Stored data entries:
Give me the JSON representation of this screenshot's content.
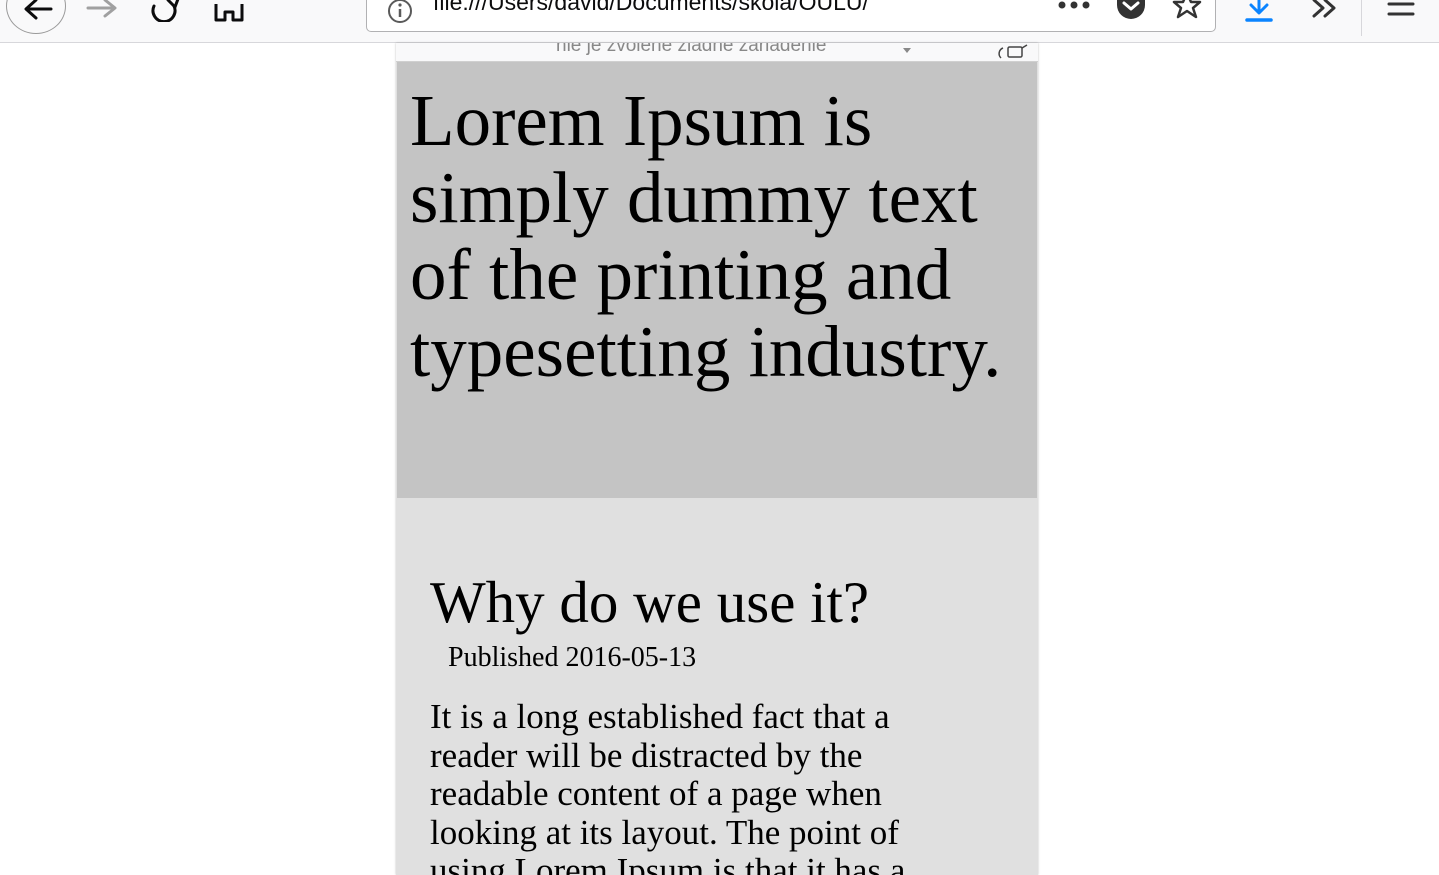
{
  "browser": {
    "url": "file:///Users/david/Documents/skola/OULU/",
    "icons": {
      "back": "back-arrow-icon",
      "forward": "forward-arrow-icon",
      "reload": "reload-icon",
      "home": "home-icon",
      "info": "info-icon",
      "page_actions": "more-dots-icon",
      "pocket": "pocket-icon",
      "bookmark": "star-icon",
      "downloads": "download-icon",
      "overflow": "chevrons-right-icon",
      "menu": "hamburger-menu-icon"
    },
    "accent_color": "#0a84ff"
  },
  "responsive_mode": {
    "device_select": "nie je zvolené žiadne zariadenie",
    "rotate_icon": "rotate-device-icon"
  },
  "page": {
    "hero_title": "Lorem Ipsum is simply dummy text of the printing and typesetting industry.",
    "hero_background": "#c4c4c4",
    "article": {
      "title": "Why do we use it?",
      "published": "Published 2016-05-13",
      "body": "It is a long established fact that a reader will be distracted by the readable content of a page when looking at its layout. The point of using Lorem Ipsum is that it has a"
    },
    "article_background": "#e0e0e0"
  }
}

> Description of the task: Skip the pictures, then retype every line above exactly.

> Result for this exercise:
Give me the JSON representation of this screenshot's content.
{
  "browser": {
    "url": "file:///Users/david/Documents/skola/OULU/",
    "icons": {
      "back": "back-arrow-icon",
      "forward": "forward-arrow-icon",
      "reload": "reload-icon",
      "home": "home-icon",
      "info": "info-icon",
      "page_actions": "more-dots-icon",
      "pocket": "pocket-icon",
      "bookmark": "star-icon",
      "downloads": "download-icon",
      "overflow": "chevrons-right-icon",
      "menu": "hamburger-menu-icon"
    },
    "accent_color": "#0a84ff"
  },
  "responsive_mode": {
    "device_select": "nie je zvolené žiadne zariadenie",
    "rotate_icon": "rotate-device-icon"
  },
  "page": {
    "hero_title": "Lorem Ipsum is simply dummy text of the printing and typesetting industry.",
    "hero_background": "#c4c4c4",
    "article": {
      "title": "Why do we use it?",
      "published": "Published 2016-05-13",
      "body": "It is a long established fact that a reader will be distracted by the readable content of a page when looking at its layout. The point of using Lorem Ipsum is that it has a"
    },
    "article_background": "#e0e0e0"
  }
}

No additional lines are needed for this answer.